Begin
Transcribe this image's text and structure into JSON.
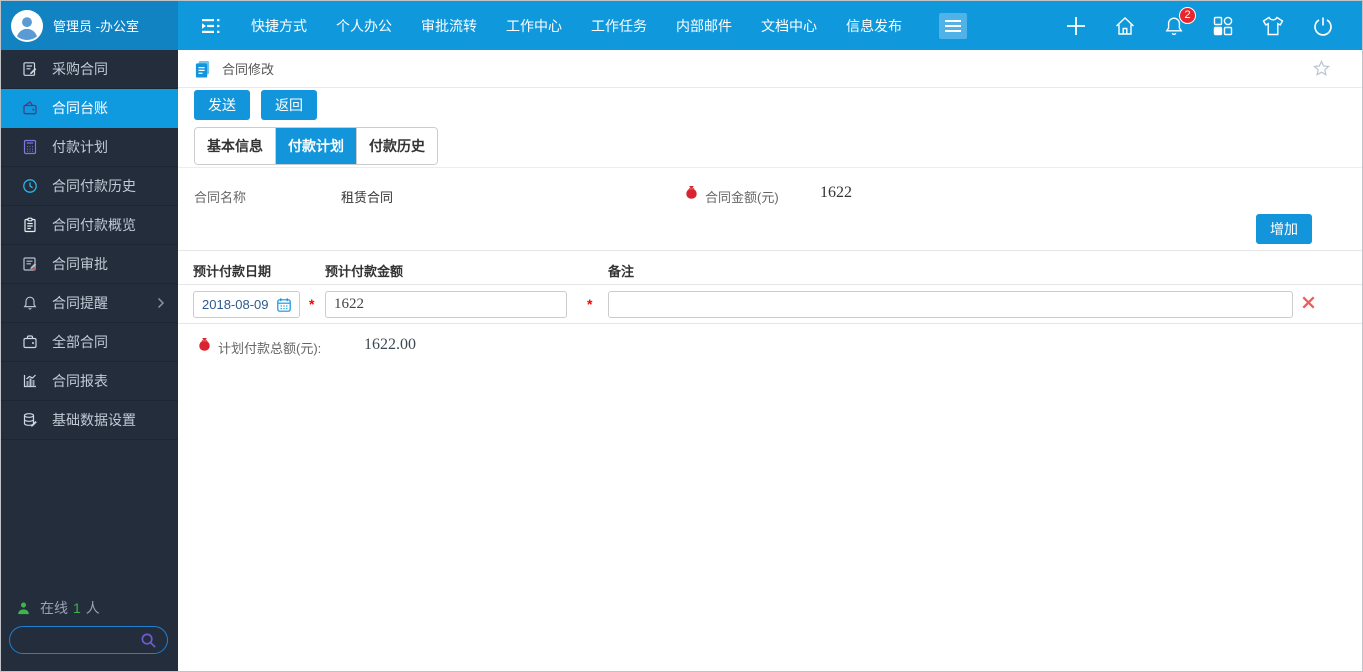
{
  "topbar": {
    "user_name": "管理员 -办公室",
    "menu": [
      "快捷方式",
      "个人办公",
      "审批流转",
      "工作中心",
      "工作任务",
      "内部邮件",
      "文档中心",
      "信息发布"
    ],
    "notification_count": "2"
  },
  "sidebar": {
    "items": [
      {
        "label": "采购合同"
      },
      {
        "label": "合同台账"
      },
      {
        "label": "付款计划"
      },
      {
        "label": "合同付款历史"
      },
      {
        "label": "合同付款概览"
      },
      {
        "label": "合同审批"
      },
      {
        "label": "合同提醒"
      },
      {
        "label": "全部合同"
      },
      {
        "label": "合同报表"
      },
      {
        "label": "基础数据设置"
      }
    ],
    "online_prefix": "在线",
    "online_count": "1",
    "online_suffix": "人"
  },
  "page": {
    "title": "合同修改",
    "send_button": "发送",
    "back_button": "返回",
    "add_button": "增加",
    "tabs": [
      {
        "label": "基本信息"
      },
      {
        "label": "付款计划"
      },
      {
        "label": "付款历史"
      }
    ],
    "form": {
      "name_label": "合同名称",
      "name_value": "租赁合同",
      "amount_label": "合同金额(元)",
      "amount_value": "1622"
    },
    "grid": {
      "headers": [
        "预计付款日期",
        "预计付款金额",
        "备注"
      ],
      "required_mark": "*",
      "rows": [
        {
          "date": "2018-08-09",
          "amount": "1622",
          "remark": ""
        }
      ]
    },
    "total_label": "计划付款总额(元):",
    "total_value": "1622.00"
  },
  "colors": {
    "accent": "#1295db",
    "topbar_blue": "#0f99dc",
    "user_block_blue": "#1283c2",
    "sidebar_bg": "#232d3c",
    "active_item_blue": "#0f9ae0",
    "badge_red": "#e8262d",
    "money_bag_red": "#d9232e",
    "online_green": "#3cb54a",
    "required_red": "#ff0000"
  }
}
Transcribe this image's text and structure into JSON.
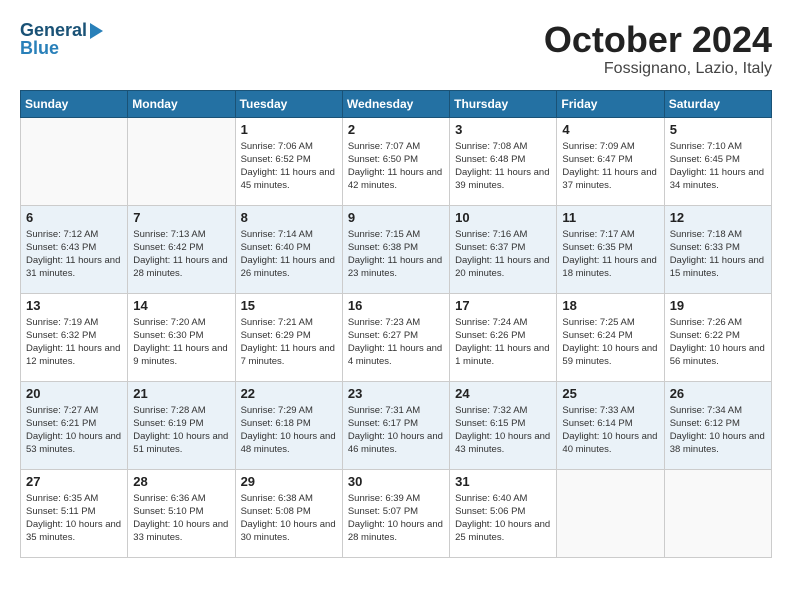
End
◆ **Task**
Would you set down the listing exactly, omitting pictures?

◆ **Task result**
Transcribe this image's text and structure into JSON.
{
  "topbar": {
    "user_name": "管理员 -办公室",
    "menu": [
      "快捷方式",
      "个人办公",
      "审批流转",
      "工作中心",
      "工作任务",
      "内部邮件",
      "文档中心",
      "信息发布"
    ],
    "notification_count": "2"
  },
  "sidebar": {
    "items": [
      {
        "label": "采购合同"
      },
      {
        "label": "合同台账"
      },
      {
        "label": "付款计划"
      },
      {
        "label": "合同付款历史"
      },
      {
        "label": "合同付款概览"
      },
      {
        "label": "合同审批"
      },
      {
        "label": "合同提醒"
      },
      {
        "label": "全部合同"
      },
      {
        "label": "合同报表"
      },
      {
        "label": "基础数据设置"
      }
    ],
    "online_prefix": "在线",
    "online_count": "1",
    "online_suffix": "人"
  },
  "page": {
    "title": "合同修改",
    "send_button": "发送",
    "back_button": "返回",
    "add_button": "增加",
    "tabs": [
      {
        "label": "基本信息"
      },
      {
        "label": "付款计划"
      },
      {
        "label": "付款历史"
      }
    ],
    "form": {
      "name_label": "合同名称",
      "name_value": "租赁合同",
      "amount_label": "合同金额(元)",
      "amount_value": "1622"
    },
    "grid": {
      "headers": [
        "预计付款日期",
        "预计付款金额",
        "备注"
      ],
      "required_mark": "*",
      "rows": [
        {
          "date": "2018-08-09",
          "amount": "1622",
          "remark": ""
        }
      ]
    },
    "total_label": "计划付款总额(元):",
    "total_value": "1622.00"
  },
  "colors": {
    "accent": "#1295db",
    "topbar_blue": "#0f99dc",
    "user_block_blue": "#1283c2",
    "sidebar_bg": "#232d3c",
    "active_item_blue": "#0f9ae0",
    "badge_red": "#e8262d",
    "money_bag_red": "#d9232e",
    "online_green": "#3cb54a",
    "required_red": "#ff0000"
  }
}
Transcribe this image's text and structure into JSON.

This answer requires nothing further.